* [Set exercise] Find the word "text" in the records below. List each line containing it.

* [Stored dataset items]
BEGIN
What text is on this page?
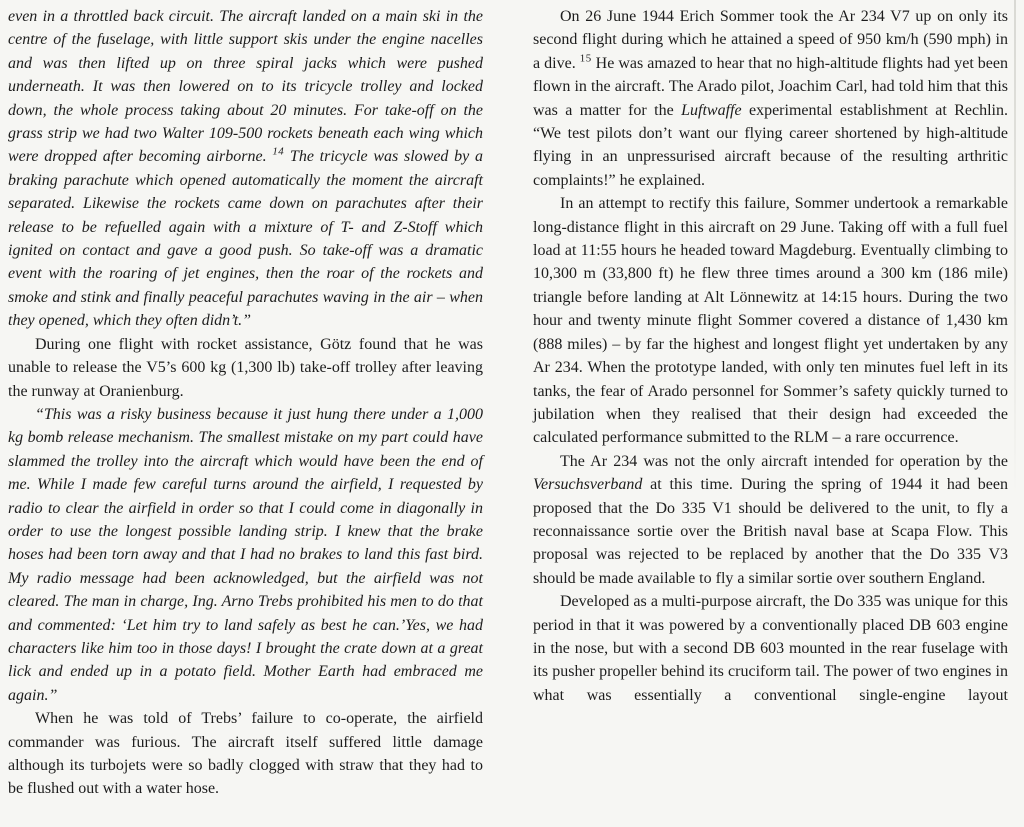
even in a throttled back circuit. The aircraft landed on a main ski in the centre of the fuselage, with little support skis under the engine nacelles and was then lifted up on three spiral jacks which were pushed underneath. It was then lowered on to its tricycle trolley and locked down, the whole process taking about 20 minutes. For take-off on the grass strip we had two Walter 109-500 rockets beneath each wing which were dropped after becoming airborne. $^{14}$ The tricycle was slowed by a braking parachute which opened automatically the moment the aircraft separated. Likewise the rockets came down on parachutes after their release to be refuelled again with a mixture of T- and Z-Stoff which ignited on contact and gave a good push. So take-off was a dramatic event with the roaring of jet engines, then the roar of the rockets and smoke and stink and finally peaceful parachutes waving in the air – when they opened, which they often didn’t.”

During one flight with rocket assistance, Götz found that he was unable to release the V5’s 600 kg (1,300 lb) take-off trolley after leaving the runway at Oranienburg.

“This was a risky business because it just hung there under a 1,000 kg bomb release mechanism. The smallest mistake on my part could have slammed the trolley into the aircraft which would have been the end of me. While I made few careful turns around the airfield, I requested by radio to clear the airfield in order so that I could come in diagonally in order to use the longest possible landing strip. I knew that the brake hoses had been torn away and that I had no brakes to land this fast bird. My radio message had been acknowledged, but the airfield was not cleared. The man in charge, Ing. Arno Trebs prohibited his men to do that and commented: ‘Let him try to land safely as best he can.’Yes, we had characters like him too in those days! I brought the crate down at a great lick and ended up in a potato field. Mother Earth had embraced me again.”

When he was told of Trebs’ failure to co-operate, the airfield commander was furious. The aircraft itself suffered little damage although its turbojets were so badly clogged with straw that they had to be flushed out with a water hose.

On 26 June 1944 Erich Sommer took the Ar 234 V7 up on only its second flight during which he attained a speed of 950 km/h (590 mph) in a dive. $^{15}$ He was amazed to hear that no high-altitude flights had yet been flown in the aircraft. The Arado pilot, Joachim Carl, had told him that this was a matter for the Luftwaffe experimental establishment at Rechlin. “We test pilots don’t want our flying career shortened by high-altitude flying in an unpressurised aircraft because of the resulting arthritic complaints!” he explained.

In an attempt to rectify this failure, Sommer undertook a remarkable long-distance flight in this aircraft on 29 June. Taking off with a full fuel load at 11:55 hours he headed toward Magdeburg. Eventually climbing to 10,300 m (33,800 ft) he flew three times around a 300 km (186 mile) triangle before landing at Alt Lönnewitz at 14:15 hours. During the two hour and twenty minute flight Sommer covered a distance of 1,430 km (888 miles) – by far the highest and longest flight yet undertaken by any Ar 234. When the prototype landed, with only ten minutes fuel left in its tanks, the fear of Arado personnel for Sommer’s safety quickly turned to jubilation when they realised that their design had exceeded the calculated performance submitted to the RLM – a rare occurrence.

The Ar 234 was not the only aircraft intended for operation by the Versuchsverband at this time. During the spring of 1944 it had been proposed that the Do 335 V1 should be delivered to the unit, to fly a reconnaissance sortie over the British naval base at Scapa Flow. This proposal was rejected to be replaced by another that the Do 335 V3 should be made available to fly a similar sortie over southern England.

Developed as a multi-purpose aircraft, the Do 335 was unique for this period in that it was powered by a conventionally placed DB 603 engine in the nose, but with a second DB 603 mounted in the rear fuselage with its pusher propeller behind its cruciform tail. The power of two engines in what was essentially a conventional single-engine layout
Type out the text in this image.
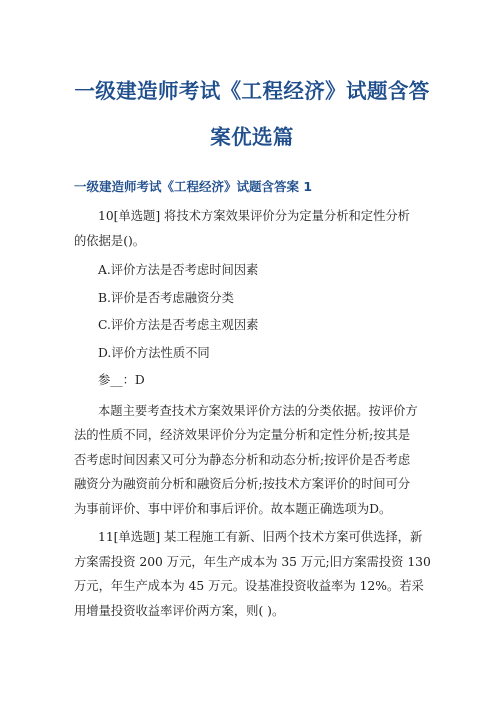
一级建造师考试《工程经济》试题含答
案优选篇
一级建造师考试《工程经济》试题含答案 1
10[单选题] 将技术方案效果评价分为定量分析和定性分析
的依据是()。

A.评价方法是否考虑时间因素

B.评价是否考虑融资分类

C.评价方法是否考虑主观因素

D.评价方法性质不同

参__：D

本题主要考查技术方案效果评价方法的分类依据。按评价方
法的性质不同，经济效果评价分为定量分析和定性分析;按其是
否考虑时间因素又可分为静态分析和动态分析;按评价是否考虑
融资分为融资前分析和融资后分析;按技术方案评价的时间可分
为事前评价、事中评价和事后评价。故本题正确选项为D。
11[单选题] 某工程施工有新、旧两个技术方案可供选择，新
方案需投资 200 万元，年生产成本为 35 万元;旧方案需投资 130
万元，年生产成本为 45 万元。设基准投资收益率为 12%。若采
用增量投资收益率评价两方案，则( )。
END
* [Written response]
What text is on this page?
Type out the text in this image.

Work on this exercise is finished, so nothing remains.